When joining data.frames along a key, and one key has a missing value (NA), my intuition was that rows with an NA key should have no match in the second data.frame. To my surprise, if there are NAs in both data.frames, dplyr matches them as if they were values.
This is extra confusing because this was discussed at length on the issues in the dplyr repository see here and it seems to be solved! If so, I'm not seeing how this is the correct solution ; or perhaps I'm missing something
I'm using dplyr 0.7.4
t1 <- data.frame(a = as.character(c("1", "2", NA, NA, "4", "2")), b = c(1, 2, 3, 3, 4, 5), stringsAsFactors = FALSE)

> [Dataset entries]:

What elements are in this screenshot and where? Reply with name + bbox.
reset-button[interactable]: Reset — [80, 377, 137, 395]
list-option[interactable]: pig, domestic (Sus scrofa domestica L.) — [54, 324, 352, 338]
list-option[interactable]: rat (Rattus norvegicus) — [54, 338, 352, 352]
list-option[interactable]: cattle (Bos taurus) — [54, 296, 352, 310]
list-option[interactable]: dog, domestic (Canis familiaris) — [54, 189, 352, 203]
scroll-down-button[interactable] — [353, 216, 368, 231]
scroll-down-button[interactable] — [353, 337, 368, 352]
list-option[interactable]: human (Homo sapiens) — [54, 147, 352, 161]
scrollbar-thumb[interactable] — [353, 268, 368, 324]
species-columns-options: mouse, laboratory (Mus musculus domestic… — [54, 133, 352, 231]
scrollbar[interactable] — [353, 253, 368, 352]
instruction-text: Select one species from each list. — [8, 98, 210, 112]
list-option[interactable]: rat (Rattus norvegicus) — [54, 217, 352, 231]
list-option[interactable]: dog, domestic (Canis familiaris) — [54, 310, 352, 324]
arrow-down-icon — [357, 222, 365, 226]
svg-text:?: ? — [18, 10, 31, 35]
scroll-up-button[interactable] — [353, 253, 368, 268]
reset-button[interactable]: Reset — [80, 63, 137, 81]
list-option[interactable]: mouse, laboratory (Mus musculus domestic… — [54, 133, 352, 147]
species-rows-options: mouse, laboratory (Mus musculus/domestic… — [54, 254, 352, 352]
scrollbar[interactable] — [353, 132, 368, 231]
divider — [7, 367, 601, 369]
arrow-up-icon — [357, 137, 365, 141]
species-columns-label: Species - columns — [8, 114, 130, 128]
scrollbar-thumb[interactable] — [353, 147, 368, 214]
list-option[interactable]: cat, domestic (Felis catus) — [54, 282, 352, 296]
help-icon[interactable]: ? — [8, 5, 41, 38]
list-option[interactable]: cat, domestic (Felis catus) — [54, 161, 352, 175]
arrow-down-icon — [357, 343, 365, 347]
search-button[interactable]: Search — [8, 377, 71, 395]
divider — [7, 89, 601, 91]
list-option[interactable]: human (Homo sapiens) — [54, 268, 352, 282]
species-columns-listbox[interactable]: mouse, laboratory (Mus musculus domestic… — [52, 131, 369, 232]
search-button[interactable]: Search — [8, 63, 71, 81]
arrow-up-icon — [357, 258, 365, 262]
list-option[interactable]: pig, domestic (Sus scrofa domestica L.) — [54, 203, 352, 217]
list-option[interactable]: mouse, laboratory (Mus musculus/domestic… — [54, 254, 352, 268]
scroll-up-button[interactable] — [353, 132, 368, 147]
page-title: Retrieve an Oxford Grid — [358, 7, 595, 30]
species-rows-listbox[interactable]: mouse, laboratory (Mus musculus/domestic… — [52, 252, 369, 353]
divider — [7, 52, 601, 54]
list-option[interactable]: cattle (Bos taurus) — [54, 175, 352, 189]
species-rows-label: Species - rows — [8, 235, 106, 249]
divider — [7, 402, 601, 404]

> [What is expected]:
Pick up the post about dplyr joins matching NA keys right after its last line, and keep writing it.

> [Response to the task]:
t2 <- data.frame(a = as.character(c("1", "2", NA)), c = c("b", "n", "i"), stringsAsFactors = FALSE)
library(dplyr)
t1
#> a b
#> 1 1 1
#> 2 2 2
#> 3 <NA> 3
#> 4 <NA> 3
#> 5 4 4
#> 6 2 5
t2
#> a c
#> 1 1 b
#> 2 2 n
#> 3 <NA> i
left_join(t1, t2, by = "a")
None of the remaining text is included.